Dataset listings of figures
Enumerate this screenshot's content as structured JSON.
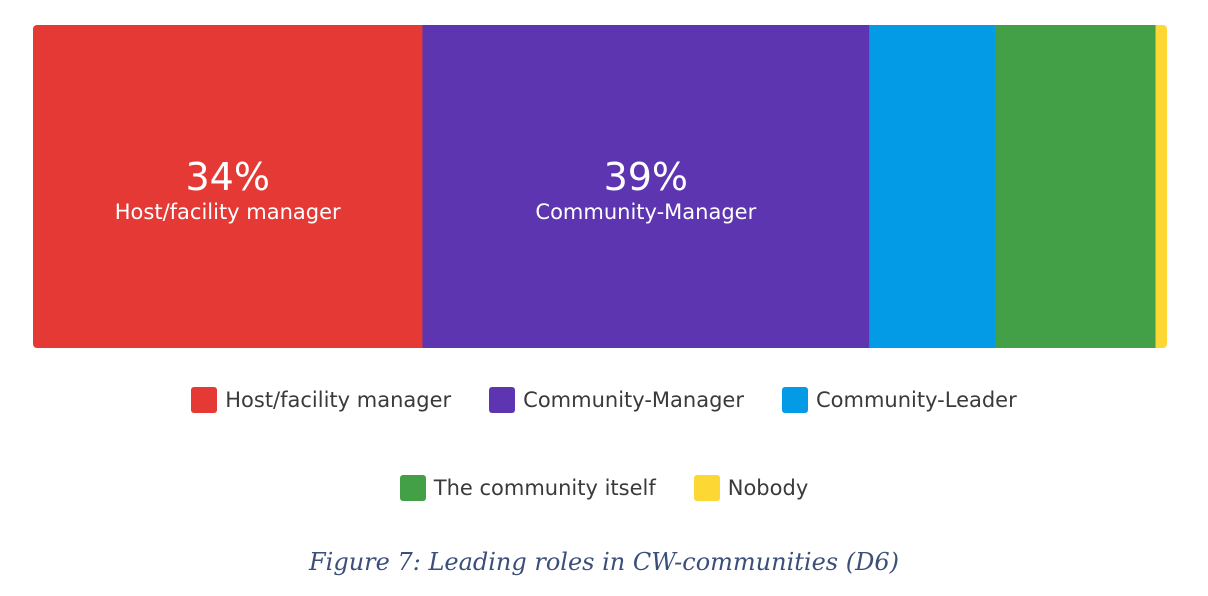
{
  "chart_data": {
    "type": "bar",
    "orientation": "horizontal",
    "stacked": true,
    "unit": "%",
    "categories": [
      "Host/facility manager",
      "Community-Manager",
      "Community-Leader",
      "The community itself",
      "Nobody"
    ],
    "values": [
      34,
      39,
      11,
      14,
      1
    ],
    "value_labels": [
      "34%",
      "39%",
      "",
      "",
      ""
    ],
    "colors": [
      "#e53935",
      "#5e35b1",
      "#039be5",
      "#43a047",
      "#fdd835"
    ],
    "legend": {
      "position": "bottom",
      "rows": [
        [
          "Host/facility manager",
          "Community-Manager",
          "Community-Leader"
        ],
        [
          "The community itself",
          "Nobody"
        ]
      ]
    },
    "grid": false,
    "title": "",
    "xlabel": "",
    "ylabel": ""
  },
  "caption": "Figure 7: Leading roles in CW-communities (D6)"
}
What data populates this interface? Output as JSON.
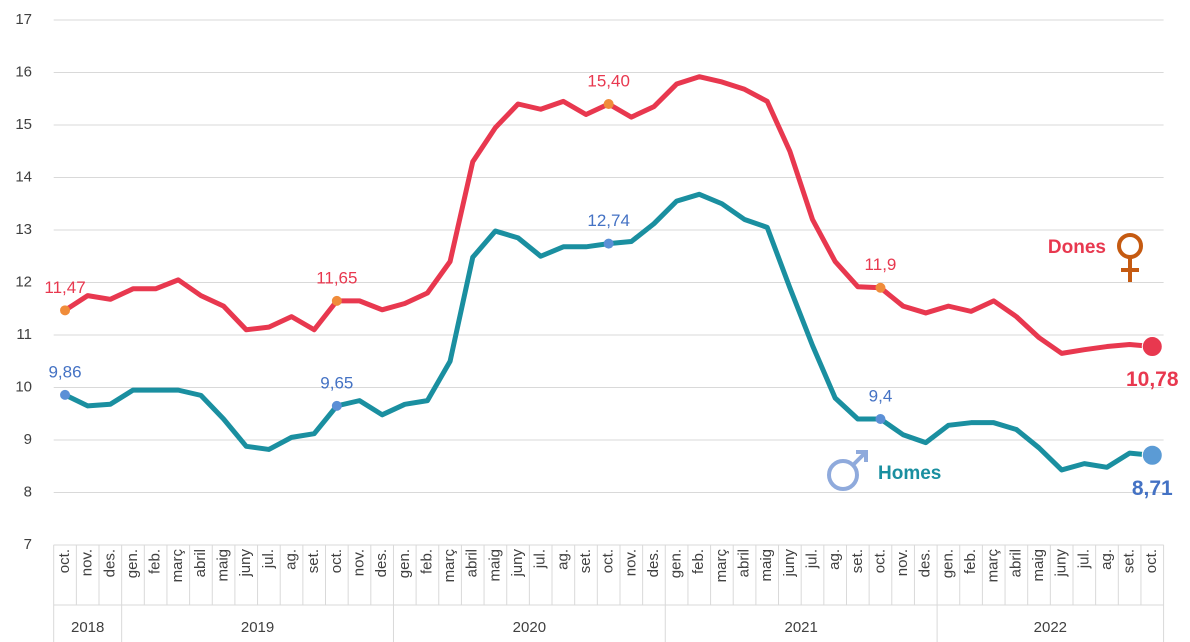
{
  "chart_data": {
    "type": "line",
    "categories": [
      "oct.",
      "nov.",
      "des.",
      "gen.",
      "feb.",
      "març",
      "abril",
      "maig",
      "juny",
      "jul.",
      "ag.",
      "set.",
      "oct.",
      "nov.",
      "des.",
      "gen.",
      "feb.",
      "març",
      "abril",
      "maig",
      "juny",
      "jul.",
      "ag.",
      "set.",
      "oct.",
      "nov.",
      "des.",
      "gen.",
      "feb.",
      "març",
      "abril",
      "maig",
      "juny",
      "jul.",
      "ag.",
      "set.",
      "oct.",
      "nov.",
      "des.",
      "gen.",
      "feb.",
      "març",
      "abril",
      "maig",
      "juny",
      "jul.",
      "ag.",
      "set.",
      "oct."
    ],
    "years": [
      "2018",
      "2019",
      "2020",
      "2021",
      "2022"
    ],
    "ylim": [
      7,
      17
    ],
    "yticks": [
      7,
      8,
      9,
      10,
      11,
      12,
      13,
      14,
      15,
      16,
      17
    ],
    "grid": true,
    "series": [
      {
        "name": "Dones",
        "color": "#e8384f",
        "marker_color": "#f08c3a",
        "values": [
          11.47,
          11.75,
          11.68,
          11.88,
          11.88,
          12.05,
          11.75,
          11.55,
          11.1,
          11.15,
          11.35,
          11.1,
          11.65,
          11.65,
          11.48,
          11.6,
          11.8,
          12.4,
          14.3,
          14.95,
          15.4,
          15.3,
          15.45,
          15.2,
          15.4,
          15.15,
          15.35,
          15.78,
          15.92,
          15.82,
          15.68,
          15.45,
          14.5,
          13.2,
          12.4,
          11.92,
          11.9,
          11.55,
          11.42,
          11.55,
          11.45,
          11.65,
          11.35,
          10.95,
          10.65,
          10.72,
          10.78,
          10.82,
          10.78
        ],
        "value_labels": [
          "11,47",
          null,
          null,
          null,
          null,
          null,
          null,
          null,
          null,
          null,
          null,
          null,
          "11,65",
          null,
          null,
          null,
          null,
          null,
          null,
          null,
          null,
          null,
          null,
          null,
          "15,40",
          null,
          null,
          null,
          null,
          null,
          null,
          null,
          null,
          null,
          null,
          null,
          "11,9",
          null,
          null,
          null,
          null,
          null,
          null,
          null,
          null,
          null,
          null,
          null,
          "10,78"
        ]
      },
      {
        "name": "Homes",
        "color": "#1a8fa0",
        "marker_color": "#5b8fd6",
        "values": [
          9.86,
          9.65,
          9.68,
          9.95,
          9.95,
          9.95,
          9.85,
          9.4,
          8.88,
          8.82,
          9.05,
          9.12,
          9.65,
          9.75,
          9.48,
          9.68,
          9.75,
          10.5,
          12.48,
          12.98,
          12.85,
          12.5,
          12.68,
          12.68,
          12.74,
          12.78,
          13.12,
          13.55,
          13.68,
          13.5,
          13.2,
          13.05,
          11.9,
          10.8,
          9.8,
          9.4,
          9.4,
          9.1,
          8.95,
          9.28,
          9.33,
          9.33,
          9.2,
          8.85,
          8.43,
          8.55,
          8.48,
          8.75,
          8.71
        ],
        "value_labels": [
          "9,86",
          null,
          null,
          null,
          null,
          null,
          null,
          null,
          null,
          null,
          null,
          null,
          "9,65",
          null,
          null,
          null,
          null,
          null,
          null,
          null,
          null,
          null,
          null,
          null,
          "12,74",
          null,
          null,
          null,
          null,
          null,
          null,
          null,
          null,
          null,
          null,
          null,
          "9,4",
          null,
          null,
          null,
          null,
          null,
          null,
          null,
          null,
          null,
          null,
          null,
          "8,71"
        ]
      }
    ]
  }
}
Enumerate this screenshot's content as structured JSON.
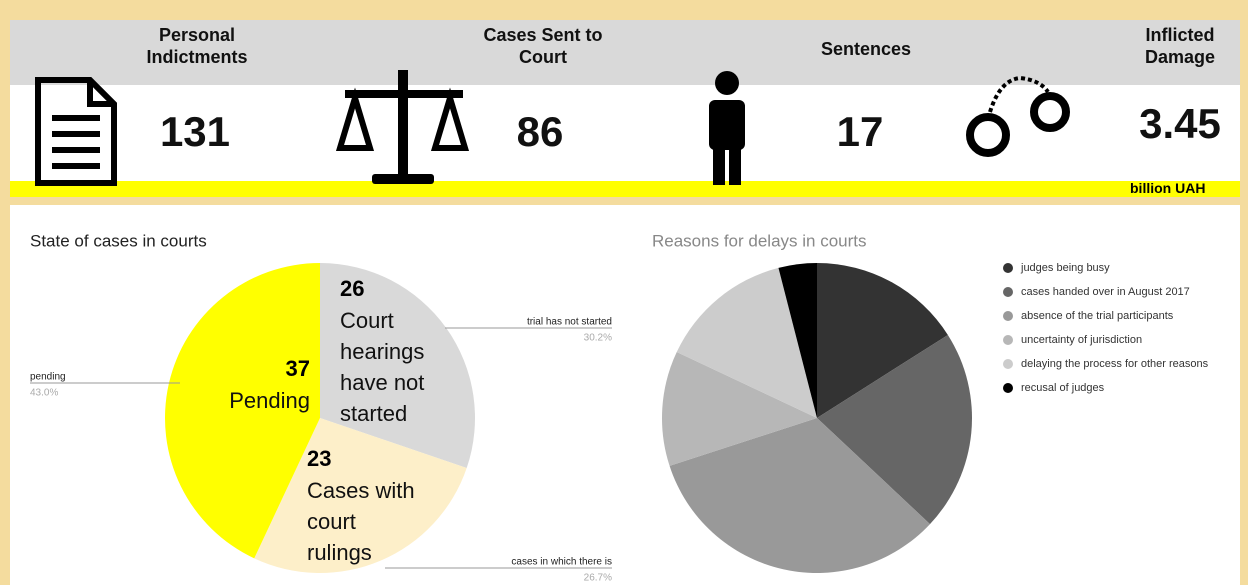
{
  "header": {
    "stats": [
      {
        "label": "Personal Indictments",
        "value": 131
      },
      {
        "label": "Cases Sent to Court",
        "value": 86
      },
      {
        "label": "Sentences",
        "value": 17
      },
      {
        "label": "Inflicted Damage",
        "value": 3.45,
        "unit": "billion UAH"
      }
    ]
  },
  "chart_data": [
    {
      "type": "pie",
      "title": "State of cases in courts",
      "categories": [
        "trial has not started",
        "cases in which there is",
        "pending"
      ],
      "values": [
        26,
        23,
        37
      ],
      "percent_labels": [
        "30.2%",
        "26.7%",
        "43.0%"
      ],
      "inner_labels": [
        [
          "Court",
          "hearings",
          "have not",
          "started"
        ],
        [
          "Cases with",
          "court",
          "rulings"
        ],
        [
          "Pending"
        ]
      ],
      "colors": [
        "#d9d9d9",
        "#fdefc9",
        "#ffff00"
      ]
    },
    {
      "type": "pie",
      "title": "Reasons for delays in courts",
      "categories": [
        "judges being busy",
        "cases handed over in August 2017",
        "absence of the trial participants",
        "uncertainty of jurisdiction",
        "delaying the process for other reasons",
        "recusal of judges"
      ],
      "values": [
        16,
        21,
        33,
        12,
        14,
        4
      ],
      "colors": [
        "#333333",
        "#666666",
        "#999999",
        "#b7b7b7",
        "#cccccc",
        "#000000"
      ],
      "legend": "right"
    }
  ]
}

--- Required task ---
Transcribe the records above exactly as they appear, leaving out any pictures.

--- Answer to the problem ---
Enumerate this screenshot's content as structured JSON.
{
  "chart_data": {
    "type": "bar",
    "orientation": "horizontal",
    "stacked": true,
    "unit": "%",
    "categories": [
      "Host/facility manager",
      "Community-Manager",
      "Community-Leader",
      "The community itself",
      "Nobody"
    ],
    "values": [
      34,
      39,
      11,
      14,
      1
    ],
    "value_labels": [
      "34%",
      "39%",
      "",
      "",
      ""
    ],
    "colors": [
      "#e53935",
      "#5e35b1",
      "#039be5",
      "#43a047",
      "#fdd835"
    ],
    "legend": {
      "position": "bottom",
      "rows": [
        [
          "Host/facility manager",
          "Community-Manager",
          "Community-Leader"
        ],
        [
          "The community itself",
          "Nobody"
        ]
      ]
    },
    "grid": false,
    "title": "",
    "xlabel": "",
    "ylabel": ""
  },
  "caption": "Figure 7: Leading roles in CW-communities (D6)"
}
What data populates this interface? Output as JSON.
{
  "chart_data": {
    "type": "line",
    "categories": [
      "oct.",
      "nov.",
      "des.",
      "gen.",
      "feb.",
      "març",
      "abril",
      "maig",
      "juny",
      "jul.",
      "ag.",
      "set.",
      "oct.",
      "nov.",
      "des.",
      "gen.",
      "feb.",
      "març",
      "abril",
      "maig",
      "juny",
      "jul.",
      "ag.",
      "set.",
      "oct.",
      "nov.",
      "des.",
      "gen.",
      "feb.",
      "març",
      "abril",
      "maig",
      "juny",
      "jul.",
      "ag.",
      "set.",
      "oct.",
      "nov.",
      "des.",
      "gen.",
      "feb.",
      "març",
      "abril",
      "maig",
      "juny",
      "jul.",
      "ag.",
      "set.",
      "oct."
    ],
    "years": [
      "2018",
      "2019",
      "2020",
      "2021",
      "2022"
    ],
    "ylim": [
      7,
      17
    ],
    "yticks": [
      7,
      8,
      9,
      10,
      11,
      12,
      13,
      14,
      15,
      16,
      17
    ],
    "grid": true,
    "series": [
      {
        "name": "Dones",
        "color": "#e8384f",
        "marker_color": "#f08c3a",
        "values": [
          11.47,
          11.75,
          11.68,
          11.88,
          11.88,
          12.05,
          11.75,
          11.55,
          11.1,
          11.15,
          11.35,
          11.1,
          11.65,
          11.65,
          11.48,
          11.6,
          11.8,
          12.4,
          14.3,
          14.95,
          15.4,
          15.3,
          15.45,
          15.2,
          15.4,
          15.15,
          15.35,
          15.78,
          15.92,
          15.82,
          15.68,
          15.45,
          14.5,
          13.2,
          12.4,
          11.92,
          11.9,
          11.55,
          11.42,
          11.55,
          11.45,
          11.65,
          11.35,
          10.95,
          10.65,
          10.72,
          10.78,
          10.82,
          10.78
        ],
        "value_labels": [
          "11,47",
          null,
          null,
          null,
          null,
          null,
          null,
          null,
          null,
          null,
          null,
          null,
          "11,65",
          null,
          null,
          null,
          null,
          null,
          null,
          null,
          null,
          null,
          null,
          null,
          "15,40",
          null,
          null,
          null,
          null,
          null,
          null,
          null,
          null,
          null,
          null,
          null,
          "11,9",
          null,
          null,
          null,
          null,
          null,
          null,
          null,
          null,
          null,
          null,
          null,
          "10,78"
        ]
      },
      {
        "name": "Homes",
        "color": "#1a8fa0",
        "marker_color": "#5b8fd6",
        "values": [
          9.86,
          9.65,
          9.68,
          9.95,
          9.95,
          9.95,
          9.85,
          9.4,
          8.88,
          8.82,
          9.05,
          9.12,
          9.65,
          9.75,
          9.48,
          9.68,
          9.75,
          10.5,
          12.48,
          12.98,
          12.85,
          12.5,
          12.68,
          12.68,
          12.74,
          12.78,
          13.12,
          13.55,
          13.68,
          13.5,
          13.2,
          13.05,
          11.9,
          10.8,
          9.8,
          9.4,
          9.4,
          9.1,
          8.95,
          9.28,
          9.33,
          9.33,
          9.2,
          8.85,
          8.43,
          8.55,
          8.48,
          8.75,
          8.71
        ],
        "value_labels": [
          "9,86",
          null,
          null,
          null,
          null,
          null,
          null,
          null,
          null,
          null,
          null,
          null,
          "9,65",
          null,
          null,
          null,
          null,
          null,
          null,
          null,
          null,
          null,
          null,
          null,
          "12,74",
          null,
          null,
          null,
          null,
          null,
          null,
          null,
          null,
          null,
          null,
          null,
          "9,4",
          null,
          null,
          null,
          null,
          null,
          null,
          null,
          null,
          null,
          null,
          null,
          "8,71"
        ]
      }
    ]
  }
}
Enumerate this screenshot's content as structured JSON.
{
  "header": {
    "stats": [
      {
        "label": "Personal Indictments",
        "value": 131
      },
      {
        "label": "Cases Sent to Court",
        "value": 86
      },
      {
        "label": "Sentences",
        "value": 17
      },
      {
        "label": "Inflicted Damage",
        "value": 3.45,
        "unit": "billion UAH"
      }
    ]
  },
  "chart_data": [
    {
      "type": "pie",
      "title": "State of cases in courts",
      "categories": [
        "trial has not started",
        "cases in which there is",
        "pending"
      ],
      "values": [
        26,
        23,
        37
      ],
      "percent_labels": [
        "30.2%",
        "26.7%",
        "43.0%"
      ],
      "inner_labels": [
        [
          "Court",
          "hearings",
          "have not",
          "started"
        ],
        [
          "Cases with",
          "court",
          "rulings"
        ],
        [
          "Pending"
        ]
      ],
      "colors": [
        "#d9d9d9",
        "#fdefc9",
        "#ffff00"
      ]
    },
    {
      "type": "pie",
      "title": "Reasons for delays in courts",
      "categories": [
        "judges being busy",
        "cases handed over in August 2017",
        "absence of the trial participants",
        "uncertainty of jurisdiction",
        "delaying the process for other reasons",
        "recusal of judges"
      ],
      "values": [
        16,
        21,
        33,
        12,
        14,
        4
      ],
      "colors": [
        "#333333",
        "#666666",
        "#999999",
        "#b7b7b7",
        "#cccccc",
        "#000000"
      ],
      "legend": "right"
    }
  ]
}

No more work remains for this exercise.